• _Given data_
** Start **

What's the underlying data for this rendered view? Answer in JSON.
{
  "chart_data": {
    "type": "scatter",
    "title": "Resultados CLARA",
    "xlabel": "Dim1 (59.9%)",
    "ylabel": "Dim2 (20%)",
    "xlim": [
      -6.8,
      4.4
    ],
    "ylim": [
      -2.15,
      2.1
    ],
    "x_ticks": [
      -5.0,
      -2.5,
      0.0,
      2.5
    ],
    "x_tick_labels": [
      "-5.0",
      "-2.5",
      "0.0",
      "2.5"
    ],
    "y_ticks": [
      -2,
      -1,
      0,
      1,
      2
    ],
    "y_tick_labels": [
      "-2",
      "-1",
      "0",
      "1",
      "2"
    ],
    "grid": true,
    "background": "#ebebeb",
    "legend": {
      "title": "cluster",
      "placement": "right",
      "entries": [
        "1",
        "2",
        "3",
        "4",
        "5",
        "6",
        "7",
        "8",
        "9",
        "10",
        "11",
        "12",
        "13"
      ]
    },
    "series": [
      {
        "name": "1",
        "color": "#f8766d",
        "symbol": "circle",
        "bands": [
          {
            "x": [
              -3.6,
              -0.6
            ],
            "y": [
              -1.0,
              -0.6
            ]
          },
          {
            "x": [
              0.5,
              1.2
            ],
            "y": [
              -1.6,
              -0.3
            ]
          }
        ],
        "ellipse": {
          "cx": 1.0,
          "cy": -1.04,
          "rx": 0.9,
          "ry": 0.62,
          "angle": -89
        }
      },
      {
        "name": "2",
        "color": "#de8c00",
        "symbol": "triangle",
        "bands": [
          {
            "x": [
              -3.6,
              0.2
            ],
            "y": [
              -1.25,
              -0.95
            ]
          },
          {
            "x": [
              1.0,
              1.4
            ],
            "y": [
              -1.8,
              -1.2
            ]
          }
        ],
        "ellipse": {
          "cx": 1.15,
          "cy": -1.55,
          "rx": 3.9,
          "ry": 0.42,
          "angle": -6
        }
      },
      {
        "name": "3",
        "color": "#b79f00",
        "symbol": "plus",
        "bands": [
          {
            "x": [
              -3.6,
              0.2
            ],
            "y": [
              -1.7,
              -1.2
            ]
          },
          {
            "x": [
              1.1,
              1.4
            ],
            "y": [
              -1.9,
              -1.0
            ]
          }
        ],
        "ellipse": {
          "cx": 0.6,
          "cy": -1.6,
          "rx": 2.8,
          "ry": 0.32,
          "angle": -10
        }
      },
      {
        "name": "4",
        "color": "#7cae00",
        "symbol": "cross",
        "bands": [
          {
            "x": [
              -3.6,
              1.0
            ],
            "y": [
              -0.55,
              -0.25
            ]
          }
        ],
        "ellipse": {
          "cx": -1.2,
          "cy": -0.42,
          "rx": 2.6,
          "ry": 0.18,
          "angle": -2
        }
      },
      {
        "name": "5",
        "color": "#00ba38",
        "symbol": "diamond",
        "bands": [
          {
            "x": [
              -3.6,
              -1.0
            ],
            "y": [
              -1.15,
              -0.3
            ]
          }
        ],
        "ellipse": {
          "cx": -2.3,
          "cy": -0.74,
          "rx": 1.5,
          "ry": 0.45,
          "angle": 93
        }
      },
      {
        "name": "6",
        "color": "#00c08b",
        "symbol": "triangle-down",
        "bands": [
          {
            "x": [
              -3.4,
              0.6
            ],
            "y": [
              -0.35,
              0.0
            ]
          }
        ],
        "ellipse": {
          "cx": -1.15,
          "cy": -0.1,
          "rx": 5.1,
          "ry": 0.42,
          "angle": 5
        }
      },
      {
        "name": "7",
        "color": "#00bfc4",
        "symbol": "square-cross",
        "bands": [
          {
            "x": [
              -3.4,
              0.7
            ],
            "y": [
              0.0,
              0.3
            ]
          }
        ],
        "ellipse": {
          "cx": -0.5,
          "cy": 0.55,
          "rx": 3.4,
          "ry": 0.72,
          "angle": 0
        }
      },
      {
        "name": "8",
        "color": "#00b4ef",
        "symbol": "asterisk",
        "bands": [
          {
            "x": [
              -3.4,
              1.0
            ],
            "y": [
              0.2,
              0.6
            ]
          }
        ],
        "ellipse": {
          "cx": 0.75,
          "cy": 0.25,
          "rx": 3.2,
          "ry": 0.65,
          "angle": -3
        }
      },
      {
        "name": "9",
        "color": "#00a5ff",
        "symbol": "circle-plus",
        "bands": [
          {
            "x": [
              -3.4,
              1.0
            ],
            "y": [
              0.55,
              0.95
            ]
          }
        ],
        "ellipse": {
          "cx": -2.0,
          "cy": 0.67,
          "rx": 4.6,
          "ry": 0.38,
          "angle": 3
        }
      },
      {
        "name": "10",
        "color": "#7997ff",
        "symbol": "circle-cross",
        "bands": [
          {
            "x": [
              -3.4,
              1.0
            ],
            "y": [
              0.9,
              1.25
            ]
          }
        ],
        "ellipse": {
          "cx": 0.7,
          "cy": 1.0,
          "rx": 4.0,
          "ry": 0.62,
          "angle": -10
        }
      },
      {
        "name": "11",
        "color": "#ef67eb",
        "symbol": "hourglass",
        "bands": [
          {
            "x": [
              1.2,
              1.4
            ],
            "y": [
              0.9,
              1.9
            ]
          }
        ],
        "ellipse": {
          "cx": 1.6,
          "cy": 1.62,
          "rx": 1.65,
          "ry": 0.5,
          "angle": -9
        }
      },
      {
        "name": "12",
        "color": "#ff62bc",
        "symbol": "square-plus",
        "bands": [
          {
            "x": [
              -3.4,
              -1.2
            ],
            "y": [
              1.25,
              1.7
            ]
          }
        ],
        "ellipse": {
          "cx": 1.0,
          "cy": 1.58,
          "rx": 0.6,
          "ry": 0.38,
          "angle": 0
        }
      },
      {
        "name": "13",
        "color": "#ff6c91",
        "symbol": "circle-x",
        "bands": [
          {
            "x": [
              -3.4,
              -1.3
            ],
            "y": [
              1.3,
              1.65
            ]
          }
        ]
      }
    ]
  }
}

** End **

• _Your task_
Whichever lines contain the string "cross", select and copy them.

• _Result_
        "symbol": "cross",
        "symbol": "square-cross",
        "symbol": "circle-cross",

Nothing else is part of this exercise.